To do =>
Which lines in the records below contain the word "condena"? Report each of them.

Document page entries with text =>
===
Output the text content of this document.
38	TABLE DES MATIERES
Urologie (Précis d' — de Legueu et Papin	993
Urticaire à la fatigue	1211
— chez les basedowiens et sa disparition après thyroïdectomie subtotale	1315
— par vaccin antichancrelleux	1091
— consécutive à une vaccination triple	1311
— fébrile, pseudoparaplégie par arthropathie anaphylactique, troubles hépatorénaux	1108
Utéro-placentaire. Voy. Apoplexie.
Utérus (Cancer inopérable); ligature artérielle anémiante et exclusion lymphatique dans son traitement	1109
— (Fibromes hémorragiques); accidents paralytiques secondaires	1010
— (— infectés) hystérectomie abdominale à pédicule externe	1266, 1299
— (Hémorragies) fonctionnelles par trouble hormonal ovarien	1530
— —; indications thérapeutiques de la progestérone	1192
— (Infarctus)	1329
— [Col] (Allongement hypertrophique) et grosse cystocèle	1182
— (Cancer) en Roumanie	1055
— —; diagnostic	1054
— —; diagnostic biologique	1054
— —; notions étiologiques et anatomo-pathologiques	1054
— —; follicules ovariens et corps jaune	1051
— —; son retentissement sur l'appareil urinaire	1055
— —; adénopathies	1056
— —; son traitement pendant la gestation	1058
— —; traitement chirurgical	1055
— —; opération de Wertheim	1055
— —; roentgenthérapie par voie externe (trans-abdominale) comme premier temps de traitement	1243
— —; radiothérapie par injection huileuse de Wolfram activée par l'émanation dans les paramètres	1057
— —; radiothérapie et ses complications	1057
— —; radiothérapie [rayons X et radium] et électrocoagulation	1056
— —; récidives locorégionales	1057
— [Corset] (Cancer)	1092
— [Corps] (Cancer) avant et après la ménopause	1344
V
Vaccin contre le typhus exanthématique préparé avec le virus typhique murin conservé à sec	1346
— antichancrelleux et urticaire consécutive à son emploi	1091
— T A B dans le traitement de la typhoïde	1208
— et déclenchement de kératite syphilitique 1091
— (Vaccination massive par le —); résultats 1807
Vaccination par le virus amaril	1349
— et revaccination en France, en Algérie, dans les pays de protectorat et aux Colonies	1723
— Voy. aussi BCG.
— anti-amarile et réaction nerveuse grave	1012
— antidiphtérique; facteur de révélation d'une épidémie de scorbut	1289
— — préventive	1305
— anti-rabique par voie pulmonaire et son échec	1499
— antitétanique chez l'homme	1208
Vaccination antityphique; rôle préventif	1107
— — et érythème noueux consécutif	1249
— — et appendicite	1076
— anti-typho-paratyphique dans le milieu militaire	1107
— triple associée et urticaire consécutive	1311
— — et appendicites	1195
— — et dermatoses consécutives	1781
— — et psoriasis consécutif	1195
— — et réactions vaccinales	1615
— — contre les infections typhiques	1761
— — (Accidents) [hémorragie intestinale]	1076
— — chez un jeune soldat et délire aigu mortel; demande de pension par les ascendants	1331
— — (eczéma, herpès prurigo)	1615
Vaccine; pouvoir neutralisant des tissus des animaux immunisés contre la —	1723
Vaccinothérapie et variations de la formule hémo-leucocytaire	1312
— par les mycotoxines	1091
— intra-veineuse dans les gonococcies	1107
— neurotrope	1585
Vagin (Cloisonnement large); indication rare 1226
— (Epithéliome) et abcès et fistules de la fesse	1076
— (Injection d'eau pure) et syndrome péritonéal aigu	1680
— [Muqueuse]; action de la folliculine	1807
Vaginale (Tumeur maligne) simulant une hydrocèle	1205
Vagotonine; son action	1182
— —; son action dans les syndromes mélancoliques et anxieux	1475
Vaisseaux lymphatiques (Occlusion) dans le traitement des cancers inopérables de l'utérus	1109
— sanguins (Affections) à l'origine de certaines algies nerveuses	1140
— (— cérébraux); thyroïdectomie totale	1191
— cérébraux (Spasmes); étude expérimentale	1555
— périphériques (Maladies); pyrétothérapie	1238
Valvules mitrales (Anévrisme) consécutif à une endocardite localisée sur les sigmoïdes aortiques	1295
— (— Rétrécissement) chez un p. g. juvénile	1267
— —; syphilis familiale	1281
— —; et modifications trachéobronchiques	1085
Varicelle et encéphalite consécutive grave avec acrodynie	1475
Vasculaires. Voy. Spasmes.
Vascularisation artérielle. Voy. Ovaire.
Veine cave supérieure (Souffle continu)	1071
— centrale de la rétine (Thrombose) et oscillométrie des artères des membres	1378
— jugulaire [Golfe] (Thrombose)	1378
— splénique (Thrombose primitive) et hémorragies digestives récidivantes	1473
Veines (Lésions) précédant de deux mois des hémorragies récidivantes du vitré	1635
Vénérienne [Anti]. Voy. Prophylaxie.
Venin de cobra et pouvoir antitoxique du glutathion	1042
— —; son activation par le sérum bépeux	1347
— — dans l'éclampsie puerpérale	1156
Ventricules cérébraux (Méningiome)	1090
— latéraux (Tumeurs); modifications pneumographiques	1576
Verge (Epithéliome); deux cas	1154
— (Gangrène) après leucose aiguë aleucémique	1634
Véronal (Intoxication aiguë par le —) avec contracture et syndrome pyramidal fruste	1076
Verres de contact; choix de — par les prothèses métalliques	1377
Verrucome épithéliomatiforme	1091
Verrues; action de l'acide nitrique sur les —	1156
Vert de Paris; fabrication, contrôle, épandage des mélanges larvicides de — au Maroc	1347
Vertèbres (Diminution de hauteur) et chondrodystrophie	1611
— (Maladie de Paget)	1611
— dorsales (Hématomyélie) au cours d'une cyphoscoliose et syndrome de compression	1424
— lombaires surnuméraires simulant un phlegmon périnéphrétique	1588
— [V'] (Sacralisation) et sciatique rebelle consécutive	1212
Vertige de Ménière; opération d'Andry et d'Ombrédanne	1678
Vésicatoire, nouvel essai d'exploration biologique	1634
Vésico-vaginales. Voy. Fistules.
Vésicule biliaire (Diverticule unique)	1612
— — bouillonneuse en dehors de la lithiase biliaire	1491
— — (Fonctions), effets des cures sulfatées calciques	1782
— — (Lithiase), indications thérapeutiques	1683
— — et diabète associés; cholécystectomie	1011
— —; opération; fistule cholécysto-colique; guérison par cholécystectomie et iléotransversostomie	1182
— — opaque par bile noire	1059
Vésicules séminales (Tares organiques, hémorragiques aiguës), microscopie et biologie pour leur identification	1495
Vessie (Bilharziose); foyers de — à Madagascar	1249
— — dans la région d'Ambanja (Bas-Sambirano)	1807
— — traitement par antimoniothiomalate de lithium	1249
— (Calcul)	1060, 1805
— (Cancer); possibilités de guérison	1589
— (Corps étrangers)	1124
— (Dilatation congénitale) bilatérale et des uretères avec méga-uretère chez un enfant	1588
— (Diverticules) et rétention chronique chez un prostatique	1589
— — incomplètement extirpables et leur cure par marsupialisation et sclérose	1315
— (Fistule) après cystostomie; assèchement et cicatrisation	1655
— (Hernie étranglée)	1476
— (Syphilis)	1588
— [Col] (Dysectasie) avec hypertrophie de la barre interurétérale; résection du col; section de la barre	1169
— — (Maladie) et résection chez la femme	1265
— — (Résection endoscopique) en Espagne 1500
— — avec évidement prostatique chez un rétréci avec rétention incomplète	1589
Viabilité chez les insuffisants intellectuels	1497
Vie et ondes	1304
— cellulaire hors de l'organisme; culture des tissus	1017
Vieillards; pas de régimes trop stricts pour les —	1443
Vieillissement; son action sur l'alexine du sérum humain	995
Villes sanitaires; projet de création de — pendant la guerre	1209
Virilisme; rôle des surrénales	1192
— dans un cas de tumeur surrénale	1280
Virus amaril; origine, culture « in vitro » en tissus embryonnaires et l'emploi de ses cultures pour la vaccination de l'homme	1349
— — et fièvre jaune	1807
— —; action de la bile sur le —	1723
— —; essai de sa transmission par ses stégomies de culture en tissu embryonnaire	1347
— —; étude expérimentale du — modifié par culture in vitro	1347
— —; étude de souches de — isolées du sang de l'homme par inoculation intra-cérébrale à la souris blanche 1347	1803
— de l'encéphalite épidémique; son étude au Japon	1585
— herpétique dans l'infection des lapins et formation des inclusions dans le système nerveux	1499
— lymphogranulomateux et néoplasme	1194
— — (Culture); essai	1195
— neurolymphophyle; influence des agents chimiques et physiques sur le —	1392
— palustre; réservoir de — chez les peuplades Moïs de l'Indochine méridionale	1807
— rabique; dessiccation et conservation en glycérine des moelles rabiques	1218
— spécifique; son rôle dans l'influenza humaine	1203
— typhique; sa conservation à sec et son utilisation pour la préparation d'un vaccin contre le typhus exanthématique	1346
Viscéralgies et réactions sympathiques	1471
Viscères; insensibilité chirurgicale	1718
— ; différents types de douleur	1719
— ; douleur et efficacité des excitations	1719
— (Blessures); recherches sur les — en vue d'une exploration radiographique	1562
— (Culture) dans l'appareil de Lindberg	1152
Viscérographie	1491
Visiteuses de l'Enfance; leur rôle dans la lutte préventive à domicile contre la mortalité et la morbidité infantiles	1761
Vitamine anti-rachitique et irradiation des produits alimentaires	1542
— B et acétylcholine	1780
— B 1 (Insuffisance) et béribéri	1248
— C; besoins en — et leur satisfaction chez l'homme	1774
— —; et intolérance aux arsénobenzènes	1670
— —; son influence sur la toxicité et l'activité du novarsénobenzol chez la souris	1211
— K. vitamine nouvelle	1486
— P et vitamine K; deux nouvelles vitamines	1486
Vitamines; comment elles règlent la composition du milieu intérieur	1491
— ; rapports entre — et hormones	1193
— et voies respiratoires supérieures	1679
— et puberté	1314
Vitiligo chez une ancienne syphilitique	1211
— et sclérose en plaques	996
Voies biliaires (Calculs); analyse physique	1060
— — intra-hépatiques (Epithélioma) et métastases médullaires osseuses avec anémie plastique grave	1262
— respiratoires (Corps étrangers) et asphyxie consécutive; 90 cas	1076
===
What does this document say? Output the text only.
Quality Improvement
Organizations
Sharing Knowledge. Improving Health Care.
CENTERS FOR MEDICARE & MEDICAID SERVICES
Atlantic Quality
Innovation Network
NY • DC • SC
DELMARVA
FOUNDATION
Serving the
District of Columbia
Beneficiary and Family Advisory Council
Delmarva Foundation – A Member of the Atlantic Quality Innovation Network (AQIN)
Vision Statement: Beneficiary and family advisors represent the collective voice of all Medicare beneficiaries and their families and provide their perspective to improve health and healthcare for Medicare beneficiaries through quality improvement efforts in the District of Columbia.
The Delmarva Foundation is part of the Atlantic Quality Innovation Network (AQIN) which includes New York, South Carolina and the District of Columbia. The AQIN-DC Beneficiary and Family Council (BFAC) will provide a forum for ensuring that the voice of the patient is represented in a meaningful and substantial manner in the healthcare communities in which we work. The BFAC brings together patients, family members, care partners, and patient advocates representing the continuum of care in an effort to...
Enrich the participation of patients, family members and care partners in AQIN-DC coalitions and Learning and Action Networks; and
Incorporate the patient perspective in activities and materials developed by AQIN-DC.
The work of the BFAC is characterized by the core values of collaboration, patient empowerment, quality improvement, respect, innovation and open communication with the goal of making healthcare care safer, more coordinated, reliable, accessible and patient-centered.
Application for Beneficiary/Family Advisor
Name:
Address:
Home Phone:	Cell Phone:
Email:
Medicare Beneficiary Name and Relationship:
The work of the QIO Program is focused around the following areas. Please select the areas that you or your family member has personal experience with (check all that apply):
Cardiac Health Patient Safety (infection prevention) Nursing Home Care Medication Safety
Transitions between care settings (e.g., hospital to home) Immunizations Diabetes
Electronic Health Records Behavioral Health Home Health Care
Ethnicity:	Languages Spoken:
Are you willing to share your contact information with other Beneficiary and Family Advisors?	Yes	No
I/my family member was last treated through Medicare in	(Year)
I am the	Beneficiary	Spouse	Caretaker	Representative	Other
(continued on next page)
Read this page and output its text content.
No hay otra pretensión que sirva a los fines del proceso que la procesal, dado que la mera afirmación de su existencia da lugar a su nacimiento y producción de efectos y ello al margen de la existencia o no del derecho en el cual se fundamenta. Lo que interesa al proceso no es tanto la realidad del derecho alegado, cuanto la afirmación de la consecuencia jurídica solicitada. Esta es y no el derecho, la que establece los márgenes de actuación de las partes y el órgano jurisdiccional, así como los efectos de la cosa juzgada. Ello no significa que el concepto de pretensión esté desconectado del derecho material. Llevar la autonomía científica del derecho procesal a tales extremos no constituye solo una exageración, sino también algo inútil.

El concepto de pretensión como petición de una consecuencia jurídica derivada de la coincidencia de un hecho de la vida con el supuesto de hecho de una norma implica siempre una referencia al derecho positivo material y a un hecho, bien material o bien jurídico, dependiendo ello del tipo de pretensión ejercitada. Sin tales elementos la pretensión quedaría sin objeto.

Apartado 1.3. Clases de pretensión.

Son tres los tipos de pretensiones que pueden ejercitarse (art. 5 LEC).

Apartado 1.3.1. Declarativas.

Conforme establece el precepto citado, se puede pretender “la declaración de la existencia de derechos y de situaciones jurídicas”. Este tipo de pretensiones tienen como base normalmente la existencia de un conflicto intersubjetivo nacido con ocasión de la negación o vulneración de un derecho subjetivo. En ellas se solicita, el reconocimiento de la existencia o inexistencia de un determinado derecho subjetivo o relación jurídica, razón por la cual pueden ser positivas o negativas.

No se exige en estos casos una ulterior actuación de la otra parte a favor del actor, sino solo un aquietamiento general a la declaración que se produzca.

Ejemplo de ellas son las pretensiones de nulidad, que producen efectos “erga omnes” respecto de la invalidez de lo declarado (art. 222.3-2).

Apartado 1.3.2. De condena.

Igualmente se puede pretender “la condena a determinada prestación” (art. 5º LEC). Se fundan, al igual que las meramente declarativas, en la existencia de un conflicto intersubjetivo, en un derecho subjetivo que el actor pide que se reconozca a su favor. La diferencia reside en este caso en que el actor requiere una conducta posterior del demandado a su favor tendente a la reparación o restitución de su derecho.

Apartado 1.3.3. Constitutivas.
===
Answer box =>
Apartado 1.3.2. De condena.
Igualmente se puede pretender “la condena a determinada prestación” (art. 5º LEC). Se fundan, al igual que las meramente declarativas, en la existencia de un conflicto intersubjetivo, en un derecho subjetivo que el actor pide que se reconozca a su favor. La diferencia reside en este caso en que el actor requiere una conducta posterior del demandado a su favor tendente a la reparación o restitución de su derecho.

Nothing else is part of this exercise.